### [Aim]
Could you transcribe every record below exactly as written, leaving out any pictures?

### [Dataset records]
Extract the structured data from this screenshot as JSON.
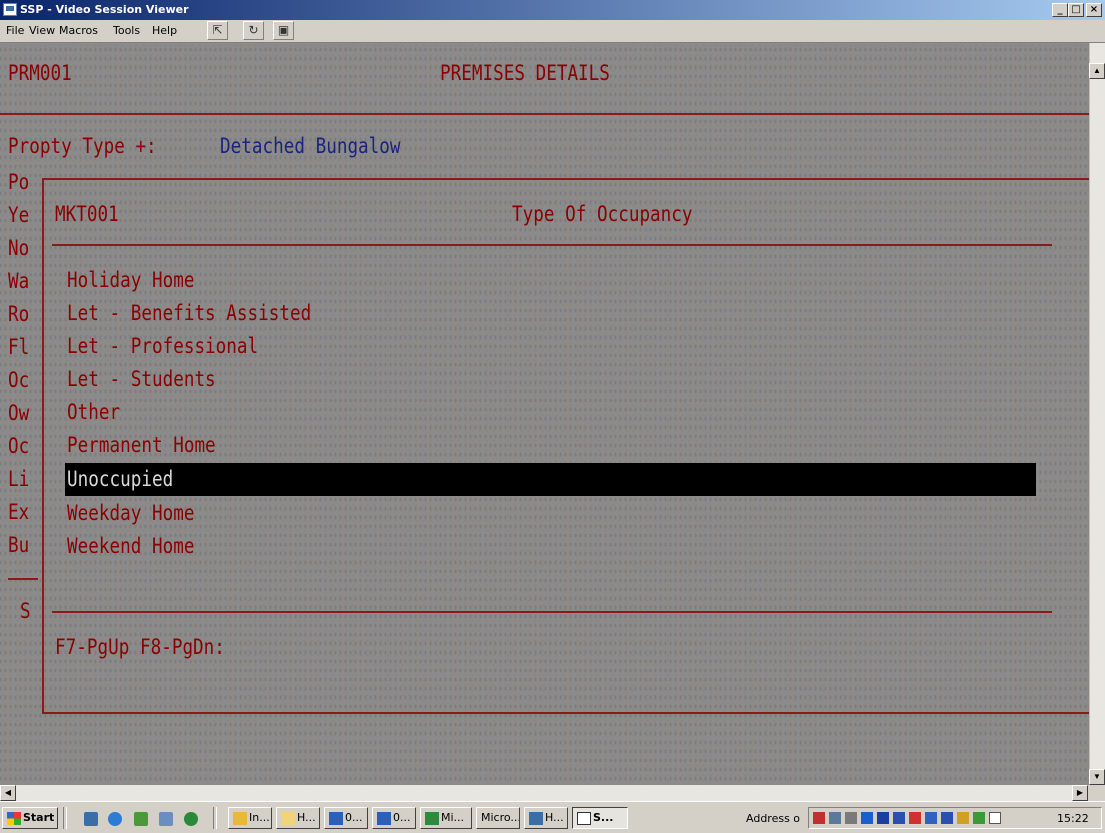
{
  "window": {
    "title": "SSP - Video Session Viewer"
  },
  "menu": [
    "File",
    "View",
    "Macros",
    "Tools",
    "Help"
  ],
  "screen": {
    "code": "PRM001",
    "title": "PREMISES DETAILS",
    "property_label": "Propty Type +:",
    "property_value": "Detached Bungalow",
    "side_labels": [
      "Po",
      "Ye",
      "No",
      "Wa",
      "Ro",
      "Fl",
      "Oc",
      "Ow",
      "Oc",
      "Li",
      "Ex",
      "Bu"
    ],
    "side_bottom": "S"
  },
  "popup": {
    "code": "MKT001",
    "title": "Type Of Occupancy",
    "options": [
      "Holiday Home",
      "Let - Benefits Assisted",
      "Let - Professional",
      "Let - Students",
      "Other",
      "Permanent Home",
      "Unoccupied",
      "Weekday Home",
      "Weekend Home"
    ],
    "selected": "Unoccupied",
    "footer": "F7-PgUp F8-PgDn:"
  },
  "taskbar": {
    "start": "Start",
    "tasks": [
      "In...",
      "H...",
      "0...",
      "0...",
      "Mi...",
      "Micro...",
      "H...",
      "S..."
    ],
    "address_label": "Address o",
    "clock": "15:22"
  },
  "colors": {
    "title_bar": "#0a246a",
    "terminal_bg": "#8b8b8b",
    "text_red": "#8b0000",
    "text_navy": "#1a237e",
    "selection_bg": "#000000"
  }
}
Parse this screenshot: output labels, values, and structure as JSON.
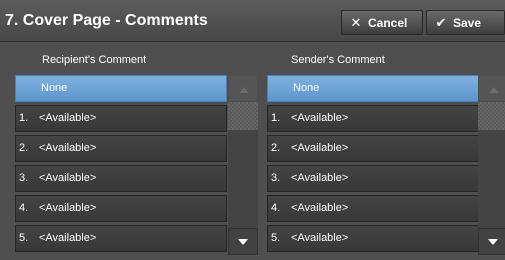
{
  "header": {
    "title": "7. Cover Page - Comments",
    "cancel_label": "Cancel",
    "save_label": "Save",
    "cancel_icon": "x-icon",
    "save_icon": "checkmark-icon"
  },
  "recipient": {
    "heading": "Recipient's Comment",
    "items": [
      {
        "num": "",
        "label": "None",
        "selected": true
      },
      {
        "num": "1.",
        "label": "<Available>"
      },
      {
        "num": "2.",
        "label": "<Available>"
      },
      {
        "num": "3.",
        "label": "<Available>"
      },
      {
        "num": "4.",
        "label": "<Available>"
      },
      {
        "num": "5.",
        "label": "<Available>"
      }
    ]
  },
  "sender": {
    "heading": "Sender's Comment",
    "items": [
      {
        "num": "",
        "label": "None",
        "selected": true
      },
      {
        "num": "1.",
        "label": "<Available>"
      },
      {
        "num": "2.",
        "label": "<Available>"
      },
      {
        "num": "3.",
        "label": "<Available>"
      },
      {
        "num": "4.",
        "label": "<Available>"
      },
      {
        "num": "5.",
        "label": "<Available>"
      }
    ]
  },
  "colors": {
    "background": "#4f4f4f",
    "selected": "#6ea3d6",
    "item": "#3e3e3e"
  }
}
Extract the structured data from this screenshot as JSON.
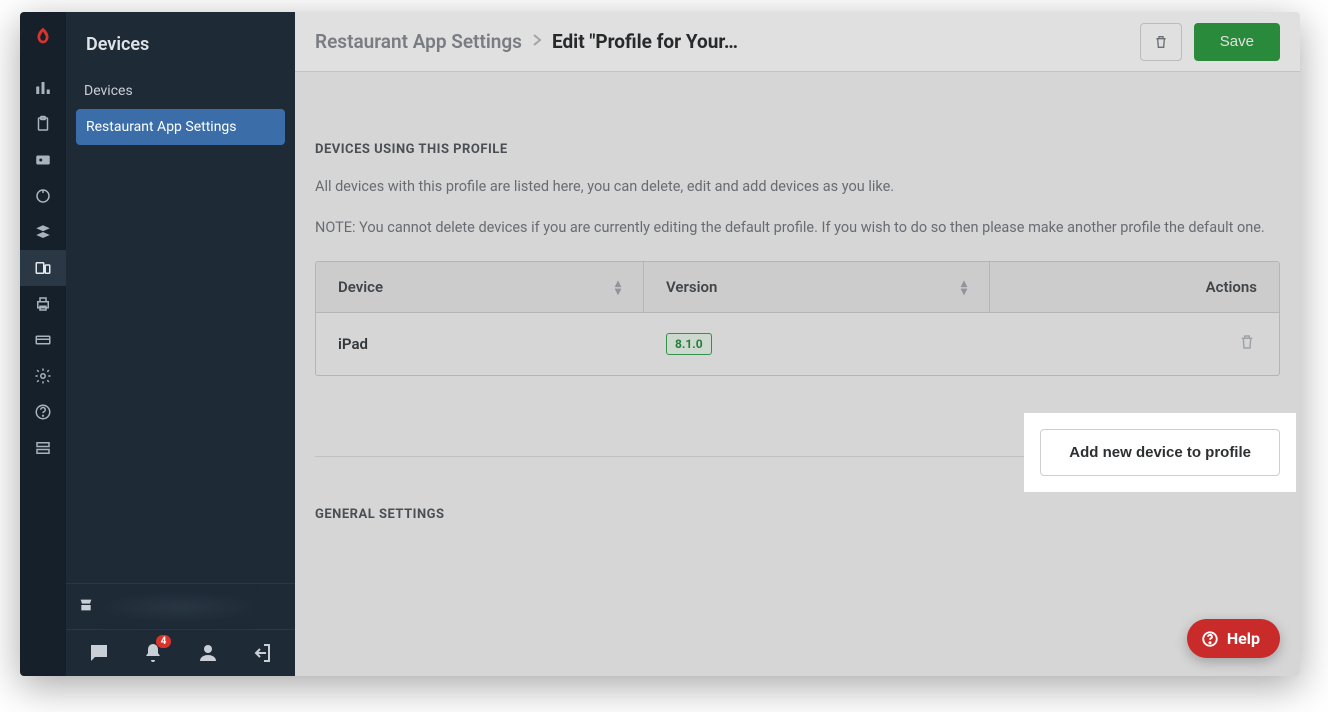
{
  "subnav": {
    "title": "Devices",
    "items": [
      {
        "label": "Devices"
      },
      {
        "label": "Restaurant App Settings"
      }
    ]
  },
  "breadcrumb": {
    "parent": "Restaurant App Settings",
    "current": "Edit \"Profile for Your…"
  },
  "topbar": {
    "save_label": "Save"
  },
  "section": {
    "heading": "DEVICES USING THIS PROFILE",
    "desc1": "All devices with this profile are listed here, you can delete, edit and add devices as you like.",
    "desc2": "NOTE: You cannot delete devices if you are currently editing the default profile. If you wish to do so then please make another profile the default one."
  },
  "table": {
    "headers": {
      "device": "Device",
      "version": "Version",
      "actions": "Actions"
    },
    "rows": [
      {
        "device": "iPad",
        "version": "8.1.0"
      }
    ]
  },
  "add_button_label": "Add new device to profile",
  "general_heading": "GENERAL SETTINGS",
  "notifications_count": "4",
  "help_label": "Help"
}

### [Completed task]
Extract the structured data from this screenshot as JSON.
{
  "window": {
    "title": "SSP - Video Session Viewer"
  },
  "menu": [
    "File",
    "View",
    "Macros",
    "Tools",
    "Help"
  ],
  "screen": {
    "code": "PRM001",
    "title": "PREMISES DETAILS",
    "property_label": "Propty Type +:",
    "property_value": "Detached Bungalow",
    "side_labels": [
      "Po",
      "Ye",
      "No",
      "Wa",
      "Ro",
      "Fl",
      "Oc",
      "Ow",
      "Oc",
      "Li",
      "Ex",
      "Bu"
    ],
    "side_bottom": "S"
  },
  "popup": {
    "code": "MKT001",
    "title": "Type Of Occupancy",
    "options": [
      "Holiday Home",
      "Let - Benefits Assisted",
      "Let - Professional",
      "Let - Students",
      "Other",
      "Permanent Home",
      "Unoccupied",
      "Weekday Home",
      "Weekend Home"
    ],
    "selected": "Unoccupied",
    "footer": "F7-PgUp F8-PgDn:"
  },
  "taskbar": {
    "start": "Start",
    "tasks": [
      "In...",
      "H...",
      "0...",
      "0...",
      "Mi...",
      "Micro...",
      "H...",
      "S..."
    ],
    "address_label": "Address o",
    "clock": "15:22"
  },
  "colors": {
    "title_bar": "#0a246a",
    "terminal_bg": "#8b8b8b",
    "text_red": "#8b0000",
    "text_navy": "#1a237e",
    "selection_bg": "#000000"
  }
}
Parse this screenshot: output labels, values, and structure as JSON.
{
  "header": {
    "title": "7. Cover Page - Comments",
    "cancel_label": "Cancel",
    "save_label": "Save",
    "cancel_icon": "x-icon",
    "save_icon": "checkmark-icon"
  },
  "recipient": {
    "heading": "Recipient's Comment",
    "items": [
      {
        "num": "",
        "label": "None",
        "selected": true
      },
      {
        "num": "1.",
        "label": "<Available>"
      },
      {
        "num": "2.",
        "label": "<Available>"
      },
      {
        "num": "3.",
        "label": "<Available>"
      },
      {
        "num": "4.",
        "label": "<Available>"
      },
      {
        "num": "5.",
        "label": "<Available>"
      }
    ]
  },
  "sender": {
    "heading": "Sender's Comment",
    "items": [
      {
        "num": "",
        "label": "None",
        "selected": true
      },
      {
        "num": "1.",
        "label": "<Available>"
      },
      {
        "num": "2.",
        "label": "<Available>"
      },
      {
        "num": "3.",
        "label": "<Available>"
      },
      {
        "num": "4.",
        "label": "<Available>"
      },
      {
        "num": "5.",
        "label": "<Available>"
      }
    ]
  },
  "colors": {
    "background": "#4f4f4f",
    "selected": "#6ea3d6",
    "item": "#3e3e3e"
  }
}
Extract the structured data from this screenshot as JSON.
{
  "subnav": {
    "title": "Devices",
    "items": [
      {
        "label": "Devices"
      },
      {
        "label": "Restaurant App Settings"
      }
    ]
  },
  "breadcrumb": {
    "parent": "Restaurant App Settings",
    "current": "Edit \"Profile for Your…"
  },
  "topbar": {
    "save_label": "Save"
  },
  "section": {
    "heading": "DEVICES USING THIS PROFILE",
    "desc1": "All devices with this profile are listed here, you can delete, edit and add devices as you like.",
    "desc2": "NOTE: You cannot delete devices if you are currently editing the default profile. If you wish to do so then please make another profile the default one."
  },
  "table": {
    "headers": {
      "device": "Device",
      "version": "Version",
      "actions": "Actions"
    },
    "rows": [
      {
        "device": "iPad",
        "version": "8.1.0"
      }
    ]
  },
  "add_button_label": "Add new device to profile",
  "general_heading": "GENERAL SETTINGS",
  "notifications_count": "4",
  "help_label": "Help"
}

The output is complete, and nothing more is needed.